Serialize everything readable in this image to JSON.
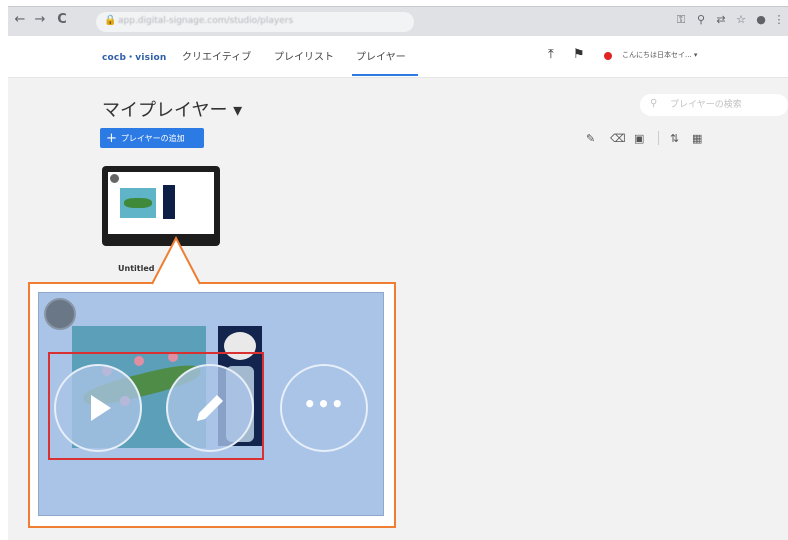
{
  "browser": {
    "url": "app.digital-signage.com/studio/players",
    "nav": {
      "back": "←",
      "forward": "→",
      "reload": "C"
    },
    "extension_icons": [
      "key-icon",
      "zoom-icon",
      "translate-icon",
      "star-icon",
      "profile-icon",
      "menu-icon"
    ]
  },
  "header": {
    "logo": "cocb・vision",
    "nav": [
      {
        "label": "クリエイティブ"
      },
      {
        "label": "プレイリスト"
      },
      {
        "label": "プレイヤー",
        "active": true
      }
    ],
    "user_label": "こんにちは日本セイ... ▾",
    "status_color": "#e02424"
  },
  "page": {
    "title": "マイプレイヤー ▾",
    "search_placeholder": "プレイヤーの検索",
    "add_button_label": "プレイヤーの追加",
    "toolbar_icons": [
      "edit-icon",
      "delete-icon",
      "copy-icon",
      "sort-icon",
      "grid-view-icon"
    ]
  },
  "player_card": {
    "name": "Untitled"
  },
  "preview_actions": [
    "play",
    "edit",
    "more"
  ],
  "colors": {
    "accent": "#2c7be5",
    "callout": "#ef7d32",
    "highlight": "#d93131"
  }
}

_What to do_: Copy everything in the records above except the pictures, exactly as written.

_Exercise result_:
Serialize everything readable in this image to JSON.
{
  "browser": {
    "url": "app.digital-signage.com/studio/players",
    "nav": {
      "back": "←",
      "forward": "→",
      "reload": "C"
    },
    "extension_icons": [
      "key-icon",
      "zoom-icon",
      "translate-icon",
      "star-icon",
      "profile-icon",
      "menu-icon"
    ]
  },
  "header": {
    "logo": "cocb・vision",
    "nav": [
      {
        "label": "クリエイティブ"
      },
      {
        "label": "プレイリスト"
      },
      {
        "label": "プレイヤー",
        "active": true
      }
    ],
    "user_label": "こんにちは日本セイ... ▾",
    "status_color": "#e02424"
  },
  "page": {
    "title": "マイプレイヤー ▾",
    "search_placeholder": "プレイヤーの検索",
    "add_button_label": "プレイヤーの追加",
    "toolbar_icons": [
      "edit-icon",
      "delete-icon",
      "copy-icon",
      "sort-icon",
      "grid-view-icon"
    ]
  },
  "player_card": {
    "name": "Untitled"
  },
  "preview_actions": [
    "play",
    "edit",
    "more"
  ],
  "colors": {
    "accent": "#2c7be5",
    "callout": "#ef7d32",
    "highlight": "#d93131"
  }
}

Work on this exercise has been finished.